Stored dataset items
═══

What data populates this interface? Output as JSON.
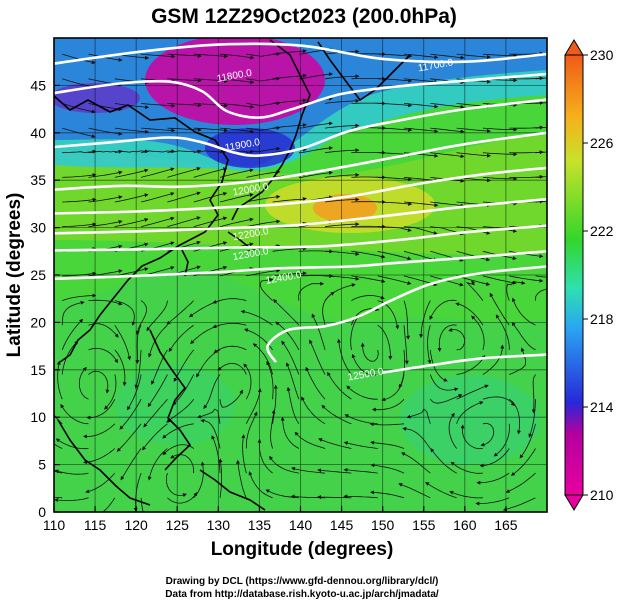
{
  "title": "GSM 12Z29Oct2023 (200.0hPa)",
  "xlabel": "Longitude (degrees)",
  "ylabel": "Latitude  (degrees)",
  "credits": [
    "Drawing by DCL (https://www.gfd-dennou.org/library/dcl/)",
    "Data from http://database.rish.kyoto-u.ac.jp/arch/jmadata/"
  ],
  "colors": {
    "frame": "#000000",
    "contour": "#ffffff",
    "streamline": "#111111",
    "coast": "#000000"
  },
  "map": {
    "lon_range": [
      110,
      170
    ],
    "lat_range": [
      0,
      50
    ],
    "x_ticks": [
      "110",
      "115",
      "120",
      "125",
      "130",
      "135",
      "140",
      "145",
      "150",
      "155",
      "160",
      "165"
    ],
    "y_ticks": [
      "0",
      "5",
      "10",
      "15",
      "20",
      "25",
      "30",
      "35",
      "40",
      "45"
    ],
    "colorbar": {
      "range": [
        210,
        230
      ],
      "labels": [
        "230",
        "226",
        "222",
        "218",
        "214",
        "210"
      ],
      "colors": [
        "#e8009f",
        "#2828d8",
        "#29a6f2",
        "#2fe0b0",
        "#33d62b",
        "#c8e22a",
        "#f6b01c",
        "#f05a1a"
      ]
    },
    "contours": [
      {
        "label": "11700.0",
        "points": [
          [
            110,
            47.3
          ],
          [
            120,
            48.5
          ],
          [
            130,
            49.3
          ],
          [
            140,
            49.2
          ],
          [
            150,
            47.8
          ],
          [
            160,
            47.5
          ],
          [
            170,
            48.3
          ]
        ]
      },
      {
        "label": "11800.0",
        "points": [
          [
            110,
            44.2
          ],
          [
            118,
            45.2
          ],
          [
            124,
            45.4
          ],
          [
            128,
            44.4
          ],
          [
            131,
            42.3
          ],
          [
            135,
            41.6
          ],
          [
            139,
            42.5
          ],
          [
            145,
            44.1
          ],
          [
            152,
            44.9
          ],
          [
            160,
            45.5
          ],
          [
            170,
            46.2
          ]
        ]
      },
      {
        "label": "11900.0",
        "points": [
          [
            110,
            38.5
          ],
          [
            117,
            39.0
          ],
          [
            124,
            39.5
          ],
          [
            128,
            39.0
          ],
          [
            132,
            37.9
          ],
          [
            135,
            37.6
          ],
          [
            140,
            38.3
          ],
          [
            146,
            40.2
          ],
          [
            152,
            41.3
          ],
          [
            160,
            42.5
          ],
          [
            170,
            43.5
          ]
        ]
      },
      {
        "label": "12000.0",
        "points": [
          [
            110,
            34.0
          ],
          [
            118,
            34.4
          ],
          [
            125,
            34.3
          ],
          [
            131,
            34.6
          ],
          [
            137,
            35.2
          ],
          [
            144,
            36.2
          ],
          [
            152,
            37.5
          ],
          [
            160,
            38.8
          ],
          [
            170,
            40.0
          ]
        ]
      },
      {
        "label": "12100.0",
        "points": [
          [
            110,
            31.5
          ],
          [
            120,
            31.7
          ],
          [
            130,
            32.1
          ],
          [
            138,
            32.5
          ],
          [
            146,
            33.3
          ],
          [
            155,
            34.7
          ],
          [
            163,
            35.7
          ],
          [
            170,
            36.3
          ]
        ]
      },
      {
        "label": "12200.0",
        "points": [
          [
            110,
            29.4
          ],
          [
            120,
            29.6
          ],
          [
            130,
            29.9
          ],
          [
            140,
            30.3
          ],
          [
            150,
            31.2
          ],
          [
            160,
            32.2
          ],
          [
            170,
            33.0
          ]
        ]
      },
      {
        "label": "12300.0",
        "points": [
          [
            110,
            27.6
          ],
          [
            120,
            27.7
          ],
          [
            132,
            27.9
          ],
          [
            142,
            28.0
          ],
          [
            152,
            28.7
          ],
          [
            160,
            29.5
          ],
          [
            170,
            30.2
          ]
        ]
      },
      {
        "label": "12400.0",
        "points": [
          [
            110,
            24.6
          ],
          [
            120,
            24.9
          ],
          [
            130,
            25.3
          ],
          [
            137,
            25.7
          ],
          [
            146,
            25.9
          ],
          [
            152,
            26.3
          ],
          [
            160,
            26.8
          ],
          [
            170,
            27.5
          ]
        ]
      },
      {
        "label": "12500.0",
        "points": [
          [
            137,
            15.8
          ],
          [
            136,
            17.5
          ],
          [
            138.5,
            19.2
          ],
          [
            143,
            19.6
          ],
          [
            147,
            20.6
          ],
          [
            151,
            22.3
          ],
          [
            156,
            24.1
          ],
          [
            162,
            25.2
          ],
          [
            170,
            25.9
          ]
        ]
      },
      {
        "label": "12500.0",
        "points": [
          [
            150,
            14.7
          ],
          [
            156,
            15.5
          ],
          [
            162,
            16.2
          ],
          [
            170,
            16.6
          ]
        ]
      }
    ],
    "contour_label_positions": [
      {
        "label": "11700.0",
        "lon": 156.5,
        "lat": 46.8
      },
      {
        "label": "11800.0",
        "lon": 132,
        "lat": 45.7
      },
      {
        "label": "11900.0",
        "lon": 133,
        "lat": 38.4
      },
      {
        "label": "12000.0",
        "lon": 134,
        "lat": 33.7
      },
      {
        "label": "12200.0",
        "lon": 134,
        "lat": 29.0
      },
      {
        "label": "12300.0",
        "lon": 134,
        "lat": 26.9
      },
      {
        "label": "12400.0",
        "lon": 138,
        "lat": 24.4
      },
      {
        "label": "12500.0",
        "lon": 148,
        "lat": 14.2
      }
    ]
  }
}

═══

Search the data above for the string "degrees" and copy each line that has it.

TASK RESULT —
  "xlabel": "Longitude (degrees)",
  "ylabel": "Latitude  (degrees)",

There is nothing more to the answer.